Go through the entries one line at a time, and gather every line that has the word "caementarius".

INPUT
— Begin —
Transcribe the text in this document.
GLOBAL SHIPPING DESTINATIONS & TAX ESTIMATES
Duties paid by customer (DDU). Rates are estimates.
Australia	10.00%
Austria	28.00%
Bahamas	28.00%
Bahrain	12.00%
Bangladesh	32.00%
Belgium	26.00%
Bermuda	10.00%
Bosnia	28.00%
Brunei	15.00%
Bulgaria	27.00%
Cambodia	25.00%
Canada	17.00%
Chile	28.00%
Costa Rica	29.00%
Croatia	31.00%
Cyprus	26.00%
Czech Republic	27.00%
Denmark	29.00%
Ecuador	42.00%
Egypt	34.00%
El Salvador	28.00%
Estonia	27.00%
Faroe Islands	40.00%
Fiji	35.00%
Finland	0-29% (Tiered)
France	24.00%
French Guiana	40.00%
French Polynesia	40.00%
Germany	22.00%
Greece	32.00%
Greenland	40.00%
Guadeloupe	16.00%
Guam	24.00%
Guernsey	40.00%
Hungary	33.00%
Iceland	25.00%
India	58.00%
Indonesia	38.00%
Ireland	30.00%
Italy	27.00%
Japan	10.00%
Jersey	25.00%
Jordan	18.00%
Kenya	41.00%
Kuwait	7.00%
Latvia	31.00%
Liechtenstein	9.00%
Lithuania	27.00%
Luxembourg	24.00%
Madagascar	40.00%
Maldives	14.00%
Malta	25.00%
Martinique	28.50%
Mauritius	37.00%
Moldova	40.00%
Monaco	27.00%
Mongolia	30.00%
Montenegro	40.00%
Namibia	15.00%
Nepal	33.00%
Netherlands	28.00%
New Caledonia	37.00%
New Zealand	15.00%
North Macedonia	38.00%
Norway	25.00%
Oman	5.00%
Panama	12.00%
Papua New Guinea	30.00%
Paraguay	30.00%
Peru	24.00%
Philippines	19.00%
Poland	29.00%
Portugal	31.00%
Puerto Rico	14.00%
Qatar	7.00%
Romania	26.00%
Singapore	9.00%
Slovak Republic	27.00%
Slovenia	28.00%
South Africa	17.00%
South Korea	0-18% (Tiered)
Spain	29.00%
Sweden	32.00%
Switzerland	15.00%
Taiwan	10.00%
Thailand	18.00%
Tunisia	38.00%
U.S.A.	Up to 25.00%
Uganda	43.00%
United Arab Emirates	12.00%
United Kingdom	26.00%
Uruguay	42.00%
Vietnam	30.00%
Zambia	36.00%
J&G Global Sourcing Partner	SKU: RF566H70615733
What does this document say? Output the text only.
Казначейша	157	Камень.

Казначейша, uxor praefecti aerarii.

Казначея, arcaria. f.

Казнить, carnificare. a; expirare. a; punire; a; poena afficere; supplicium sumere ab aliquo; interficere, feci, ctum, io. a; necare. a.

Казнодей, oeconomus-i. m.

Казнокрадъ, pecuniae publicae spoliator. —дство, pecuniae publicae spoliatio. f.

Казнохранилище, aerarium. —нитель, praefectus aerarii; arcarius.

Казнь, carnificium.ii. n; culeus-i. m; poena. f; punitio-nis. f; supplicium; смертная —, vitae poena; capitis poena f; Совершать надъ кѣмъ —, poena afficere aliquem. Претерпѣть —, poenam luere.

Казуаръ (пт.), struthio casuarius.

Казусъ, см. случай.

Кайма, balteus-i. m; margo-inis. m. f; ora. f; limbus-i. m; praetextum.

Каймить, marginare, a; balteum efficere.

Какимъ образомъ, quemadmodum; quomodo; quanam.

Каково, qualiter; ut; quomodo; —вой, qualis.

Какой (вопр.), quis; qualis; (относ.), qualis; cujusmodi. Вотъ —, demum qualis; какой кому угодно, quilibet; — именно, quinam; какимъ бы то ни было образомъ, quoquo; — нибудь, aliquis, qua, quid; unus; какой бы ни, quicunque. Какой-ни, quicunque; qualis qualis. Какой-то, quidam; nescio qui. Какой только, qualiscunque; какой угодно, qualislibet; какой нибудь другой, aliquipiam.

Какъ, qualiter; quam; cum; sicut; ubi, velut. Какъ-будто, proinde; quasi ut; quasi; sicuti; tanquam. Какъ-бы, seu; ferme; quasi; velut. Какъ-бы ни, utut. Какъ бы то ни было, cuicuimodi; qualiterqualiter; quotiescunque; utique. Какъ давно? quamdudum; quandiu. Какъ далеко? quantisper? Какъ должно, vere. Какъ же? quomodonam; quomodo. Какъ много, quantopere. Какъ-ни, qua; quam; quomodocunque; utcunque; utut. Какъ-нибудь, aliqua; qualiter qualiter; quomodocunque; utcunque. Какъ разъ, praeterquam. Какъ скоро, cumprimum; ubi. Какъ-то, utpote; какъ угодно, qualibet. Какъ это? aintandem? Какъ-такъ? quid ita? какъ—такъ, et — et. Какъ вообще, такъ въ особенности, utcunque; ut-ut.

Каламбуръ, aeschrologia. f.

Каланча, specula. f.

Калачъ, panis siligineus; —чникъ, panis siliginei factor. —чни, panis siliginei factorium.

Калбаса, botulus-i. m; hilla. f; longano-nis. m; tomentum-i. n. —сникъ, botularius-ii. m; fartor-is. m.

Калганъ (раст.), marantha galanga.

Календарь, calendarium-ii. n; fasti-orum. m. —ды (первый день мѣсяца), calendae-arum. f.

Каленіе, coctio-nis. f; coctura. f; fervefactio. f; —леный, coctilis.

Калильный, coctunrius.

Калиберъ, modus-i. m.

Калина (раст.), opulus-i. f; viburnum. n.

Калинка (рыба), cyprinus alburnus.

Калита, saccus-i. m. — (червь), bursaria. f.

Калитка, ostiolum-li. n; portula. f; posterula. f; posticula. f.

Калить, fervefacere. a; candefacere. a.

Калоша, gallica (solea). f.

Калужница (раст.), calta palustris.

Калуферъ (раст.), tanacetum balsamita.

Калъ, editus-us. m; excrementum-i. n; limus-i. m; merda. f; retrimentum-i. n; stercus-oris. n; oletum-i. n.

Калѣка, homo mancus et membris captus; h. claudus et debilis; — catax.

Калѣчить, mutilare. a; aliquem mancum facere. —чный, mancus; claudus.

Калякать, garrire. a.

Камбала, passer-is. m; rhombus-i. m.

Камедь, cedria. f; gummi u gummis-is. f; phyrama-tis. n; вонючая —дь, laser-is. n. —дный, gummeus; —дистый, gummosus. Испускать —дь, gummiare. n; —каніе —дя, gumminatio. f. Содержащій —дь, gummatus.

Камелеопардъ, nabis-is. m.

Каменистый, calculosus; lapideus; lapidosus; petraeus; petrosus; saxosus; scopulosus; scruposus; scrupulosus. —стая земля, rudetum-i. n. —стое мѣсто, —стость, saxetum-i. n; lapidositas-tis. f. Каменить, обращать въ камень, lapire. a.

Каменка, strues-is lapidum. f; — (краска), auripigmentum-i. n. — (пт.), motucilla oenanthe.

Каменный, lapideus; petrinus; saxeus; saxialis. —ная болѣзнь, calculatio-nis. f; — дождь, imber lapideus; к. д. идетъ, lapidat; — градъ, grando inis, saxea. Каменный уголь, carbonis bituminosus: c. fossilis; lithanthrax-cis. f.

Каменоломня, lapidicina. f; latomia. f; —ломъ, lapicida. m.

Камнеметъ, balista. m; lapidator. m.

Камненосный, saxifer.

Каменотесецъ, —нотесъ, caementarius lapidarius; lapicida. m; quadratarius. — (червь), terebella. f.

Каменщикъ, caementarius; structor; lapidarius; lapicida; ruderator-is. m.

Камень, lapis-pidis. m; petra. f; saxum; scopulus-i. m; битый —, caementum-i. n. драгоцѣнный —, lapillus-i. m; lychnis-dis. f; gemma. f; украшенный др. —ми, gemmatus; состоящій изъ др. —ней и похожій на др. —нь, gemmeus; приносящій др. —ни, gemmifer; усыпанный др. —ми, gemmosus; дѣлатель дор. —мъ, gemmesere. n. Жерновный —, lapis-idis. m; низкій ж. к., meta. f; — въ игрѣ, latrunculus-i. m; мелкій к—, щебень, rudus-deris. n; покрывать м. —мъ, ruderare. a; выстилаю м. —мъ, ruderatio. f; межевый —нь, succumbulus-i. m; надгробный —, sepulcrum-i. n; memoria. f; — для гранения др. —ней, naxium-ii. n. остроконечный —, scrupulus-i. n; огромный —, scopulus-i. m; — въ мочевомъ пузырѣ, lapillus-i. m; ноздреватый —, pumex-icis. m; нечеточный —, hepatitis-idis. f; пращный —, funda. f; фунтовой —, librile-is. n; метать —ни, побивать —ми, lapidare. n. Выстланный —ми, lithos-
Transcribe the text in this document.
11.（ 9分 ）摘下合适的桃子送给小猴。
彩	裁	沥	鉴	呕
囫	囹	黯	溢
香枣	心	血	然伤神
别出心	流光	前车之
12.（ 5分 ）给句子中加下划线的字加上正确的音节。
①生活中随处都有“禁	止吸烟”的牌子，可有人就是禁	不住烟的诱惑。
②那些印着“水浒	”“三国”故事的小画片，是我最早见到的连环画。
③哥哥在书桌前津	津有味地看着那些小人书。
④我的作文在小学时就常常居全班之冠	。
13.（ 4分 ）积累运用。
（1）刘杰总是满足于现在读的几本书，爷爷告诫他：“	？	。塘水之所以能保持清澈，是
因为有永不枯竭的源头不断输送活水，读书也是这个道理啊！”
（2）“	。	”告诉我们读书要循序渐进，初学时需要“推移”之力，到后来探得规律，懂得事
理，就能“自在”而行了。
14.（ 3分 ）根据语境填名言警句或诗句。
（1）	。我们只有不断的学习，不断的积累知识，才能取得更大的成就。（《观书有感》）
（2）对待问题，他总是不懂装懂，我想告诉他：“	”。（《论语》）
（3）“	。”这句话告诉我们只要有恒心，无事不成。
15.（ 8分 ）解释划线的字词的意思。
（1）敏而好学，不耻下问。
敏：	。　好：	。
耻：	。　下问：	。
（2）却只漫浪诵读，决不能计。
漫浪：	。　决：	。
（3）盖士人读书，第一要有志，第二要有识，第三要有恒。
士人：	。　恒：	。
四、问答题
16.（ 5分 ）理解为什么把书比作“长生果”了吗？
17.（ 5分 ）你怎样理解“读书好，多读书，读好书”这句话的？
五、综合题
— End —
TASK SOLUTION
Каменотесецъ, —нотесъ, caementarius lapidarius; lapicida. m; quadratarius. — (червь), terebella. f.
Каменщикъ, caementarius; structor; lapidarius; lapicida; ruderator-is. m.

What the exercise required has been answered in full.